# Written problem:
Pictures stay out of your copy, but everything else in the records below must be repeated exactly.

>> Begin

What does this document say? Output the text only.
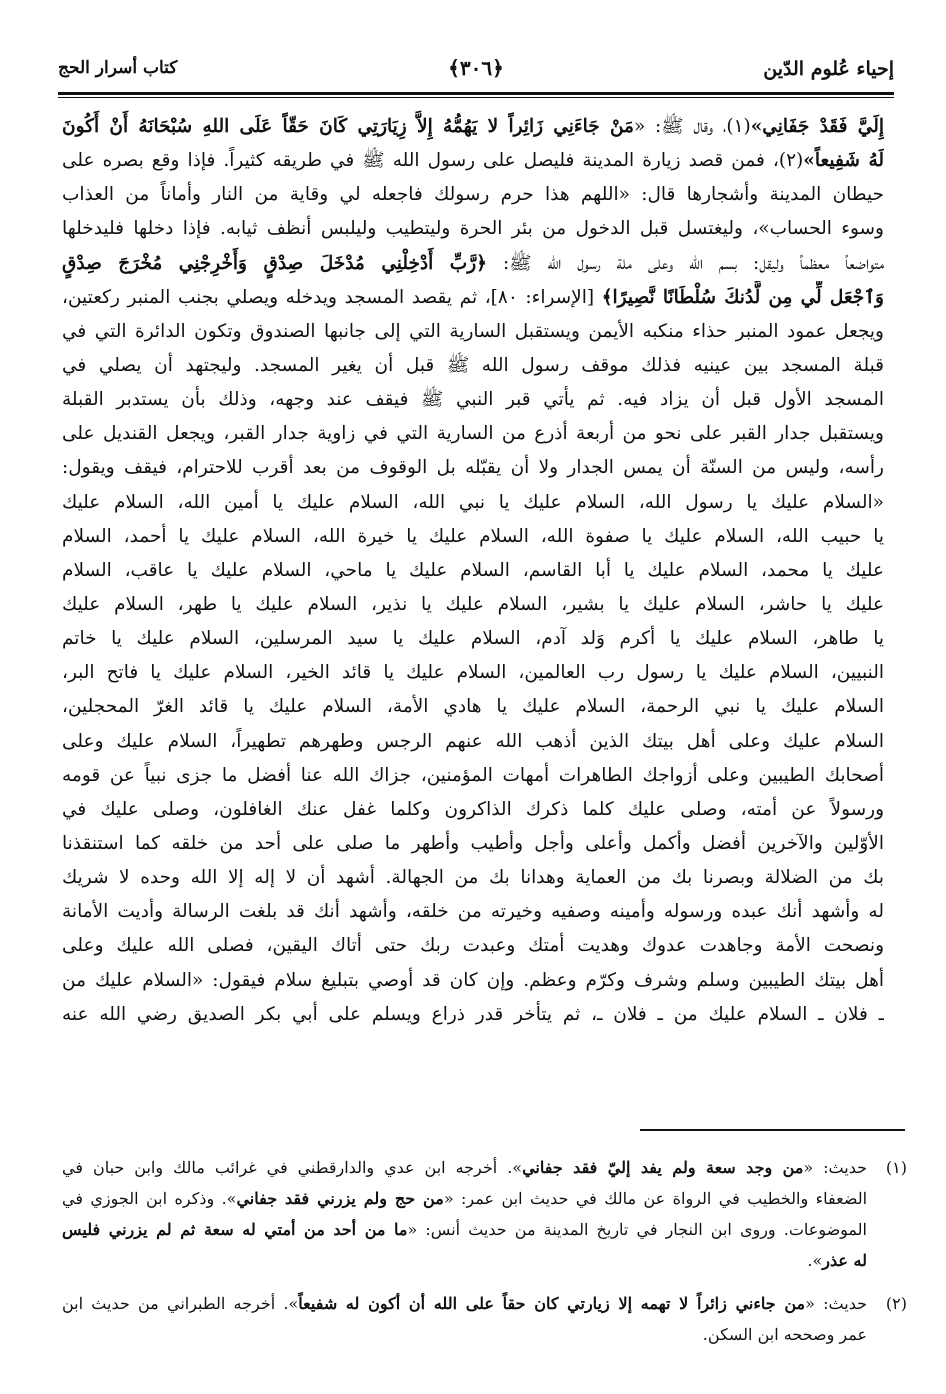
إحياء عُلوم الدّين
﴿٣٠٦﴾
كتاب أسرار الحج
إِلَيَّ فَقَدْ جَفَانِي»(١)، وقال ﷺ: «مَنْ جَاءَنِي زَائِراً لا يَهُمُّهُ إِلاَّ زِيَارَتِي كَانَ حَقّاً عَلَى اللهِ سُبْحَانَهُ أَنْ أَكُونَ
لَهُ شَفِيعاً»(٢)، فمن قصد زيارة المدينة فليصل على رسول الله ﷺ في طريقه كثيراً. فإذا وقع بصره على
حيطان المدينة وأشجارها قال: «اللهم هذا حرم رسولك فاجعله لي وقاية من النار وأماناً من العذاب
وسوء الحساب»، وليغتسل قبل الدخول من بئر الحرة وليتطيب وليلبس أنظف ثيابه. فإذا دخلها فليدخلها
متواضعاً معظماً وليقل: بسم الله وعلى ملة رسول الله ﷺ: ﴿رَّبِّ أَدْخِلْنِي مُدْخَلَ صِدْقٍ وَأَخْرِجْنِي مُخْرَجَ صِدْقٍ
وَٱجْعَل لِّي مِن لَّدُنكَ سُلْطَانًا نَّصِيرًا﴾ [الإسراء: ٨٠]، ثم يقصد المسجد ويدخله ويصلي بجنب المنبر ركعتين،
ويجعل عمود المنبر حذاء منكبه الأيمن ويستقبل السارية التي إلى جانبها الصندوق وتكون الدائرة التي في
قبلة المسجد بين عينيه فذلك موقف رسول الله ﷺ قبل أن يغير المسجد. وليجتهد أن يصلي في
المسجد الأول قبل أن يزاد فيه. ثم يأتي قبر النبي ﷺ فيقف عند وجهه، وذلك بأن يستدبر القبلة
ويستقبل جدار القبر على نحو من أربعة أذرع من السارية التي في زاوية جدار القبر، ويجعل القنديل على
رأسه، وليس من السنّة أن يمس الجدار ولا أن يقبّله بل الوقوف من بعد أقرب للاحترام، فيقف ويقول:
«السلام عليك يا رسول الله، السلام عليك يا نبي الله، السلام عليك يا أمين الله، السلام عليك
يا حبيب الله، السلام عليك يا صفوة الله، السلام عليك يا خيرة الله، السلام عليك يا أحمد، السلام
عليك يا محمد، السلام عليك يا أبا القاسم، السلام عليك يا ماحي، السلام عليك يا عاقب، السلام
عليك يا حاشر، السلام عليك يا بشير، السلام عليك يا نذير، السلام عليك يا طهر، السلام عليك
يا طاهر، السلام عليك يا أكرم وَلد آدم، السلام عليك يا سيد المرسلين، السلام عليك يا خاتم
النبيين، السلام عليك يا رسول رب العالمين، السلام عليك يا قائد الخير، السلام عليك يا فاتح البر،
السلام عليك يا نبي الرحمة، السلام عليك يا هادي الأمة، السلام عليك يا قائد الغرّ المحجلين،
السلام عليك وعلى أهل بيتك الذين أذهب الله عنهم الرجس وطهرهم تطهيراً، السلام عليك وعلى
أصحابك الطيبين وعلى أزواجك الطاهرات أمهات المؤمنين، جزاك الله عنا أفضل ما جزى نبياً عن قومه
ورسولاً عن أمته، وصلى عليك كلما ذكرك الذاكرون وكلما غفل عنك الغافلون، وصلى عليك في
الأوّلين والآخرين أفضل وأكمل وأعلى وأجل وأطيب وأطهر ما صلى على أحد من خلقه كما استنقذنا
بك من الضلالة وبصرنا بك من العماية وهدانا بك من الجهالة. أشهد أن لا إله إلا الله وحده لا شريك
له وأشهد أنك عبده ورسوله وأمينه وصفيه وخيرته من خلقه، وأشهد أنك قد بلغت الرسالة وأديت الأمانة
ونصحت الأمة وجاهدت عدوك وهديت أمتك وعبدت ربك حتى أتاك اليقين، فصلى الله عليك وعلى
أهل بيتك الطيبين وسلم وشرف وكرّم وعظم. وإن كان قد أوصي بتبليغ سلام فيقول: «السلام عليك من
ـ فلان ـ السلام عليك من ـ فلان ـ، ثم يتأخر قدر ذراع ويسلم على أبي بكر الصديق رضي الله عنه
(١)
حديث: «من وجد سعة ولم يفد إليّ فقد جفاني». أخرجه ابن عدي والدارقطني في غرائب مالك وابن حبان في
الضعفاء والخطيب في الرواة عن مالك في حديث ابن عمر: «من حج ولم يزرني فقد جفاني». وذكره ابن الجوزي في
الموضوعات. وروى ابن النجار في تاريخ المدينة من حديث أنس: «ما من أحد من أمتي له سعة ثم لم يزرني فليس
له عذر».
(٢)
حديث: «من جاءني زائراً لا تهمه إلا زيارتي كان حقاً على الله أن أكون له شفيعاً». أخرجه الطبراني من حديث ابن
عمر وصححه ابن السكن.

>> End

# Exercise response:
What does this document say? Output the text only.
إحياء عُلوم الدّين
﴿٣٠٦﴾
كتاب أسرار الحج
إِلَيَّ فَقَدْ جَفَانِي»(١)، وقال ﷺ: «مَنْ جَاءَنِي زَائِراً لا يَهُمُّهُ إِلاَّ زِيَارَتِي كَانَ حَقّاً عَلَى اللهِ سُبْحَانَهُ أَنْ أَكُونَ
لَهُ شَفِيعاً»(٢)، فمن قصد زيارة المدينة فليصل على رسول الله ﷺ في طريقه كثيراً. فإذا وقع بصره على
حيطان المدينة وأشجارها قال: «اللهم هذا حرم رسولك فاجعله لي وقاية من النار وأماناً من العذاب
وسوء الحساب»، وليغتسل قبل الدخول من بئر الحرة وليتطيب وليلبس أنظف ثيابه. فإذا دخلها فليدخلها
متواضعاً معظماً وليقل: بسم الله وعلى ملة رسول الله ﷺ: ﴿رَّبِّ أَدْخِلْنِي مُدْخَلَ صِدْقٍ وَأَخْرِجْنِي مُخْرَجَ صِدْقٍ
وَٱجْعَل لِّي مِن لَّدُنكَ سُلْطَانًا نَّصِيرًا﴾ [الإسراء: ٨٠]، ثم يقصد المسجد ويدخله ويصلي بجنب المنبر ركعتين،
ويجعل عمود المنبر حذاء منكبه الأيمن ويستقبل السارية التي إلى جانبها الصندوق وتكون الدائرة التي في
قبلة المسجد بين عينيه فذلك موقف رسول الله ﷺ قبل أن يغير المسجد. وليجتهد أن يصلي في
المسجد الأول قبل أن يزاد فيه. ثم يأتي قبر النبي ﷺ فيقف عند وجهه، وذلك بأن يستدبر القبلة
ويستقبل جدار القبر على نحو من أربعة أذرع من السارية التي في زاوية جدار القبر، ويجعل القنديل على
رأسه، وليس من السنّة أن يمس الجدار ولا أن يقبّله بل الوقوف من بعد أقرب للاحترام، فيقف ويقول:
«السلام عليك يا رسول الله، السلام عليك يا نبي الله، السلام عليك يا أمين الله، السلام عليك
يا حبيب الله، السلام عليك يا صفوة الله، السلام عليك يا خيرة الله، السلام عليك يا أحمد، السلام
عليك يا محمد، السلام عليك يا أبا القاسم، السلام عليك يا ماحي، السلام عليك يا عاقب، السلام
عليك يا حاشر، السلام عليك يا بشير، السلام عليك يا نذير، السلام عليك يا طهر، السلام عليك
يا طاهر، السلام عليك يا أكرم وَلد آدم، السلام عليك يا سيد المرسلين، السلام عليك يا خاتم
النبيين، السلام عليك يا رسول رب العالمين، السلام عليك يا قائد الخير، السلام عليك يا فاتح البر،
السلام عليك يا نبي الرحمة، السلام عليك يا هادي الأمة، السلام عليك يا قائد الغرّ المحجلين،
السلام عليك وعلى أهل بيتك الذين أذهب الله عنهم الرجس وطهرهم تطهيراً، السلام عليك وعلى
أصحابك الطيبين وعلى أزواجك الطاهرات أمهات المؤمنين، جزاك الله عنا أفضل ما جزى نبياً عن قومه
ورسولاً عن أمته، وصلى عليك كلما ذكرك الذاكرون وكلما غفل عنك الغافلون، وصلى عليك في
الأوّلين والآخرين أفضل وأكمل وأعلى وأجل وأطيب وأطهر ما صلى على أحد من خلقه كما استنقذنا
بك من الضلالة وبصرنا بك من العماية وهدانا بك من الجهالة. أشهد أن لا إله إلا الله وحده لا شريك
له وأشهد أنك عبده ورسوله وأمينه وصفيه وخيرته من خلقه، وأشهد أنك قد بلغت الرسالة وأديت الأمانة
ونصحت الأمة وجاهدت عدوك وهديت أمتك وعبدت ربك حتى أتاك اليقين، فصلى الله عليك وعلى
أهل بيتك الطيبين وسلم وشرف وكرّم وعظم. وإن كان قد أوصي بتبليغ سلام فيقول: «السلام عليك من
ـ فلان ـ السلام عليك من ـ فلان ـ، ثم يتأخر قدر ذراع ويسلم على أبي بكر الصديق رضي الله عنه
(١)
حديث: «من وجد سعة ولم يفد إليّ فقد جفاني». أخرجه ابن عدي والدارقطني في غرائب مالك وابن حبان في
الضعفاء والخطيب في الرواة عن مالك في حديث ابن عمر: «من حج ولم يزرني فقد جفاني». وذكره ابن الجوزي في
الموضوعات. وروى ابن النجار في تاريخ المدينة من حديث أنس: «ما من أحد من أمتي له سعة ثم لم يزرني فليس
له عذر».
(٢)
حديث: «من جاءني زائراً لا تهمه إلا زيارتي كان حقاً على الله أن أكون له شفيعاً». أخرجه الطبراني من حديث ابن
عمر وصححه ابن السكن.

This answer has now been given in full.